Source records
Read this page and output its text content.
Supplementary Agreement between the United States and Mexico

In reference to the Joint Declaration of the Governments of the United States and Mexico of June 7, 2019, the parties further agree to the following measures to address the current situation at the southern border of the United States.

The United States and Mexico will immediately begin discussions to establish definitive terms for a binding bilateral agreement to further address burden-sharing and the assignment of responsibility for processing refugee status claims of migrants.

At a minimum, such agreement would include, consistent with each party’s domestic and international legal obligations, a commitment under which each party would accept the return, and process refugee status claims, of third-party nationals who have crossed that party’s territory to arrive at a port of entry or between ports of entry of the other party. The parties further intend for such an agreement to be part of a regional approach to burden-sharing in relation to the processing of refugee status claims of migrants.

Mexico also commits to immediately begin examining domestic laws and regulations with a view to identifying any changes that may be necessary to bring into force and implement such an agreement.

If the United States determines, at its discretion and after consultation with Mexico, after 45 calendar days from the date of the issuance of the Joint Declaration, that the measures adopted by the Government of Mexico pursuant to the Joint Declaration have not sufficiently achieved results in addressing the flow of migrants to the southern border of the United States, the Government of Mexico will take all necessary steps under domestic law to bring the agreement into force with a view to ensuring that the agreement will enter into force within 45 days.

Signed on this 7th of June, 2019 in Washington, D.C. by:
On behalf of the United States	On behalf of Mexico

Required task — Transcribe each record exactly. Leave nothing out.

Task output —
Read this page and output its text content.
Supplementary Agreement between the United States and Mexico

In reference to the Joint Declaration of the Governments of the United States and Mexico of June 7, 2019, the parties further agree to the following measures to address the current situation at the southern border of the United States.

The United States and Mexico will immediately begin discussions to establish definitive terms for a binding bilateral agreement to further address burden-sharing and the assignment of responsibility for processing refugee status claims of migrants.

At a minimum, such agreement would include, consistent with each party’s domestic and international legal obligations, a commitment under which each party would accept the return, and process refugee status claims, of third-party nationals who have crossed that party’s territory to arrive at a port of entry or between ports of entry of the other party. The parties further intend for such an agreement to be part of a regional approach to burden-sharing in relation to the processing of refugee status claims of migrants.

Mexico also commits to immediately begin examining domestic laws and regulations with a view to identifying any changes that may be necessary to bring into force and implement such an agreement.

If the United States determines, at its discretion and after consultation with Mexico, after 45 calendar days from the date of the issuance of the Joint Declaration, that the measures adopted by the Government of Mexico pursuant to the Joint Declaration have not sufficiently achieved results in addressing the flow of migrants to the southern border of the United States, the Government of Mexico will take all necessary steps under domestic law to bring the agreement into force with a view to ensuring that the agreement will enter into force within 45 days.

Signed on this 7th of June, 2019 in Washington, D.C. by:
On behalf of the United States	On behalf of Mexico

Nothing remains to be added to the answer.